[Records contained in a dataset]
(begin)

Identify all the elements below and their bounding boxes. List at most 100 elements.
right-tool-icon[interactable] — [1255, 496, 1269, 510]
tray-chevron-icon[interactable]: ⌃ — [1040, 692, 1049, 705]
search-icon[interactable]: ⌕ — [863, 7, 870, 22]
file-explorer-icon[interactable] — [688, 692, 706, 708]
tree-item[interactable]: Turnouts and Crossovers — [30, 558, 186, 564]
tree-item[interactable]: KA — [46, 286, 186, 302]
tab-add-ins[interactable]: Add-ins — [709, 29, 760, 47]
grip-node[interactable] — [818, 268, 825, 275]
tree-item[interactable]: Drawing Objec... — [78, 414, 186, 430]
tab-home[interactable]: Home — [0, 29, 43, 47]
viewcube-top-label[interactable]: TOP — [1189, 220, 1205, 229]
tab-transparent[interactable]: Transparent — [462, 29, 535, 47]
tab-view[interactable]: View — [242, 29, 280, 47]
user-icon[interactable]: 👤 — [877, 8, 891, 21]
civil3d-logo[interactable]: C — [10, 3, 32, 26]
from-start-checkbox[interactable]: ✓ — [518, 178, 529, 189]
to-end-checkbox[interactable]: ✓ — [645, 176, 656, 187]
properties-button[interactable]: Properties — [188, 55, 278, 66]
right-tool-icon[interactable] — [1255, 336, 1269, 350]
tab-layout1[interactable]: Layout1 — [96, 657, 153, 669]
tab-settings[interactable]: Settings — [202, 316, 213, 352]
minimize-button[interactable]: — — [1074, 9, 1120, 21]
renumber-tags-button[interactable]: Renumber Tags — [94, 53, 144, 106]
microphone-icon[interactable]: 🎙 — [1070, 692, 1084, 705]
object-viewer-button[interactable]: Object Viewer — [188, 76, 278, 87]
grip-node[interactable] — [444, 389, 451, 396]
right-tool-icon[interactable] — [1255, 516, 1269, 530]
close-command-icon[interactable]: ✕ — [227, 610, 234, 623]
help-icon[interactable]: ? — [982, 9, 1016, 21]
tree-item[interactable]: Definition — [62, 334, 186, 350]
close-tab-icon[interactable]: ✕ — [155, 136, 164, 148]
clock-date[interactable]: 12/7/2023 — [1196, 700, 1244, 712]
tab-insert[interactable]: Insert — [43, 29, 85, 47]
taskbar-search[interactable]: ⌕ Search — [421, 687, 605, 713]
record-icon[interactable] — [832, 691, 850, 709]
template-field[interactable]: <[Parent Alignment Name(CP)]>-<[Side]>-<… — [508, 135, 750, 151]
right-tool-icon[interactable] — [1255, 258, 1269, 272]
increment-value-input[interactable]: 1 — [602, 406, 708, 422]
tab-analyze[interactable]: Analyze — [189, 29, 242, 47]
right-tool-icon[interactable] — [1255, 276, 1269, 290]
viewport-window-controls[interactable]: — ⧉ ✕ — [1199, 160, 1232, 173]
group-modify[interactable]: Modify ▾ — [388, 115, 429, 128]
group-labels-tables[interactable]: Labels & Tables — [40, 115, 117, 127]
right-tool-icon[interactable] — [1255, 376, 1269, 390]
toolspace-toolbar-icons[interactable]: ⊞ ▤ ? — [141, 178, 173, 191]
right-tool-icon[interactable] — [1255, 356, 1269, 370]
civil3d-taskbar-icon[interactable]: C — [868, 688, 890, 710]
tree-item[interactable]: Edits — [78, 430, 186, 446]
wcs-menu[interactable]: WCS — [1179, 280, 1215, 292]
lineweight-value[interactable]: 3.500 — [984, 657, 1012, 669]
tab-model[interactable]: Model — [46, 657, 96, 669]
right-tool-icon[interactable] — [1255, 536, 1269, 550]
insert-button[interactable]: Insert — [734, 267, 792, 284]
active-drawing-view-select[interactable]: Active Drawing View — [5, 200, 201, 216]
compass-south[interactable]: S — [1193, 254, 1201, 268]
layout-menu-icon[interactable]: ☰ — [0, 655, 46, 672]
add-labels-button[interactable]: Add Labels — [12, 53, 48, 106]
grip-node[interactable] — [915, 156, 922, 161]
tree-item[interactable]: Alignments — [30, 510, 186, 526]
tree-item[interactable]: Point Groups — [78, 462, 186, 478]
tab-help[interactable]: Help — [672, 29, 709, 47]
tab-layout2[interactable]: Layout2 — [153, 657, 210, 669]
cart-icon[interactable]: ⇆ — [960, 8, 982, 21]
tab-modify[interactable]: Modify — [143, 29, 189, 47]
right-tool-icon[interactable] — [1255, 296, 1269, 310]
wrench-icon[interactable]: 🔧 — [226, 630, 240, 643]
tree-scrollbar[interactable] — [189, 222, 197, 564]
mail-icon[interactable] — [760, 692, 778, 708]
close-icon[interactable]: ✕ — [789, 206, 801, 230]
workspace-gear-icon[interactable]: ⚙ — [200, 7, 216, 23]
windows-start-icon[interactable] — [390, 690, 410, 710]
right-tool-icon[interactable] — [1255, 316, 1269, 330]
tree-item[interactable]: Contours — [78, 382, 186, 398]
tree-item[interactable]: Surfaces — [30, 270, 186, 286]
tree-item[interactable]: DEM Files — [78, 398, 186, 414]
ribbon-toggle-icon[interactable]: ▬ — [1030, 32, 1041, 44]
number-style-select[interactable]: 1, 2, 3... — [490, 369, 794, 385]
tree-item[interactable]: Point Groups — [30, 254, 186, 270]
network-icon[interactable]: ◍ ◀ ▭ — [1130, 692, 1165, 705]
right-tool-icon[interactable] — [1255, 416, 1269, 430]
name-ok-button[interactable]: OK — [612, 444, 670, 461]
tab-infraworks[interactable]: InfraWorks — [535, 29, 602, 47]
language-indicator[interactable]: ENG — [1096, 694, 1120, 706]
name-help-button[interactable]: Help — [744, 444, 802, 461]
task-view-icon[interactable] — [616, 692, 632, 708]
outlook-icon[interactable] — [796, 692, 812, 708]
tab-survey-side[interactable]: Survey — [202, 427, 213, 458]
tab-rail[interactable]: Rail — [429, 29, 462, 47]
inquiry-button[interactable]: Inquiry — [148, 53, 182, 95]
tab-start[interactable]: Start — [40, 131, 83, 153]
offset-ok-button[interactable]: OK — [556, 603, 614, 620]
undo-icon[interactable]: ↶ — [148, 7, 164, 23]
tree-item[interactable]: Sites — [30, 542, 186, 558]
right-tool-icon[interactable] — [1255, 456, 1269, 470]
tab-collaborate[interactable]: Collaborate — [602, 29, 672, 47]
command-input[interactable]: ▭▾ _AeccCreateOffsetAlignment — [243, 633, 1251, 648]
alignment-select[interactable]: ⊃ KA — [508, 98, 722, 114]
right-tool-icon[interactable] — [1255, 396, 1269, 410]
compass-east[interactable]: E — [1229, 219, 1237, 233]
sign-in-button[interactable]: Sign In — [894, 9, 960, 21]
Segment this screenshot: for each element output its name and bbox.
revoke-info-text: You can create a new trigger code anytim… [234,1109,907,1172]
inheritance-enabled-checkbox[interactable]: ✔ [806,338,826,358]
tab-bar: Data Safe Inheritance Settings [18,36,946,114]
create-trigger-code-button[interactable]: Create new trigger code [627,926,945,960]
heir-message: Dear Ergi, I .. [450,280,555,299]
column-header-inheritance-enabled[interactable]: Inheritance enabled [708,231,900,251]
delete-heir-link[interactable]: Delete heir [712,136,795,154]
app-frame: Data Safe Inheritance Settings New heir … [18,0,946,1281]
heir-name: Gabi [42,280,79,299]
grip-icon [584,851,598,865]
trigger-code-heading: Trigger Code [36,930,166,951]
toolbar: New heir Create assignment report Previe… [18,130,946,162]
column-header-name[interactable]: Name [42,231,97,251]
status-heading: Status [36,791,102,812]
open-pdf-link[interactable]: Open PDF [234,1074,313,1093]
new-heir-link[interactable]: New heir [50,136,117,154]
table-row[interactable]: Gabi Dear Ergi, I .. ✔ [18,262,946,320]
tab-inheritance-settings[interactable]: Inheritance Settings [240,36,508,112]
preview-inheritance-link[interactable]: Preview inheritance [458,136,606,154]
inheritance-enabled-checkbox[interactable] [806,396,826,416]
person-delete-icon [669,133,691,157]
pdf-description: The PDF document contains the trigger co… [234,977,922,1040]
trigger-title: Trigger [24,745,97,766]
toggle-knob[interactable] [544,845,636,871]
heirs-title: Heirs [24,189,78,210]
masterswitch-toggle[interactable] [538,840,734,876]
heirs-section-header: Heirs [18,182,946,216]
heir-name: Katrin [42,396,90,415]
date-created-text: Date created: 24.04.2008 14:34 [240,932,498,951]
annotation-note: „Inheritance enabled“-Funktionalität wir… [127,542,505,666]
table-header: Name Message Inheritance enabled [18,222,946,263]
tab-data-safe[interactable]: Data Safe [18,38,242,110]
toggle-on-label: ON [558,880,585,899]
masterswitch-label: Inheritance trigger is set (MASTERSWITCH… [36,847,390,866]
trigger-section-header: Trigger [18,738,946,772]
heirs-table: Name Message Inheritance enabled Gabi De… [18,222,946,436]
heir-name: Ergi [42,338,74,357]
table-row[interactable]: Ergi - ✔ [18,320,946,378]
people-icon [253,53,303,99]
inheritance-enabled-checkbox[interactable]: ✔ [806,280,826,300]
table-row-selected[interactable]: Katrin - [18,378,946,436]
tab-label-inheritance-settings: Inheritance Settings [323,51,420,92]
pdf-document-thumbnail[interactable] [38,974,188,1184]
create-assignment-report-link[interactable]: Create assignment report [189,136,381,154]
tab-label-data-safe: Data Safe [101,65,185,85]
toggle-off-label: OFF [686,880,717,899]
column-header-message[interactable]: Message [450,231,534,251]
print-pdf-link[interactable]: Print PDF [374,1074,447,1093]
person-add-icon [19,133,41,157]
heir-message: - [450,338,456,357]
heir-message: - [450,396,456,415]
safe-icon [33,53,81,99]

(end)

Please reproduce the items word for word, from the first line of the items through the line that contains "file-explorer-icon[interactable] — [688, 692, 706, 708]", including both of those lines.

Task answer:
Identify all the elements below and their bounding boxes. List at most 100 elements.
right-tool-icon[interactable] — [1255, 496, 1269, 510]
tray-chevron-icon[interactable]: ⌃ — [1040, 692, 1049, 705]
search-icon[interactable]: ⌕ — [863, 7, 870, 22]
file-explorer-icon[interactable] — [688, 692, 706, 708]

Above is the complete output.